**** MATERIALS PROVIDED
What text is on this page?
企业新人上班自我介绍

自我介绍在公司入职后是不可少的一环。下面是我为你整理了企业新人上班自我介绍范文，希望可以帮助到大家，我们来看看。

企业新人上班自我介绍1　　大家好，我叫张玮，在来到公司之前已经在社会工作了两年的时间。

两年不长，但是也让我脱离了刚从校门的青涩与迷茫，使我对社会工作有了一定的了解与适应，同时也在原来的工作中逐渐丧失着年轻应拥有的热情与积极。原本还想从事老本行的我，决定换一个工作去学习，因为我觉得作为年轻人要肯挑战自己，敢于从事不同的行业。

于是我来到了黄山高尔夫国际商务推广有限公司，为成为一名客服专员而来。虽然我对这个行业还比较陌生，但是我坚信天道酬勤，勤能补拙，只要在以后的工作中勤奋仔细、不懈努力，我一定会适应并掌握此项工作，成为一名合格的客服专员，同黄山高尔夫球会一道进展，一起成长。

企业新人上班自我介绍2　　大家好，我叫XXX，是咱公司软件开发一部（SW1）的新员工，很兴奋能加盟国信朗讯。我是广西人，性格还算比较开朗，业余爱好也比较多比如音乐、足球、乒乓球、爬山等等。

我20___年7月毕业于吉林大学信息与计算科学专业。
********
◆ TO BE DONE: Each record above should be output again exactly.

◆ WORKED ANSWER:
What text is on this page?
企业新人上班自我介绍

自我介绍在公司入职后是不可少的一环。下面是我为你整理了企业新人上班自我介绍范文，希望可以帮助到大家，我们来看看。

企业新人上班自我介绍1　　大家好，我叫张玮，在来到公司之前已经在社会工作了两年的时间。

两年不长，但是也让我脱离了刚从校门的青涩与迷茫，使我对社会工作有了一定的了解与适应，同时也在原来的工作中逐渐丧失着年轻应拥有的热情与积极。原本还想从事老本行的我，决定换一个工作去学习，因为我觉得作为年轻人要肯挑战自己，敢于从事不同的行业。

于是我来到了黄山高尔夫国际商务推广有限公司，为成为一名客服专员而来。虽然我对这个行业还比较陌生，但是我坚信天道酬勤，勤能补拙，只要在以后的工作中勤奋仔细、不懈努力，我一定会适应并掌握此项工作，成为一名合格的客服专员，同黄山高尔夫球会一道进展，一起成长。

企业新人上班自我介绍2　　大家好，我叫XXX，是咱公司软件开发一部（SW1）的新员工，很兴奋能加盟国信朗讯。我是广西人，性格还算比较开朗，业余爱好也比较多比如音乐、足球、乒乓球、爬山等等。

我20___年7月毕业于吉林大学信息与计算科学专业。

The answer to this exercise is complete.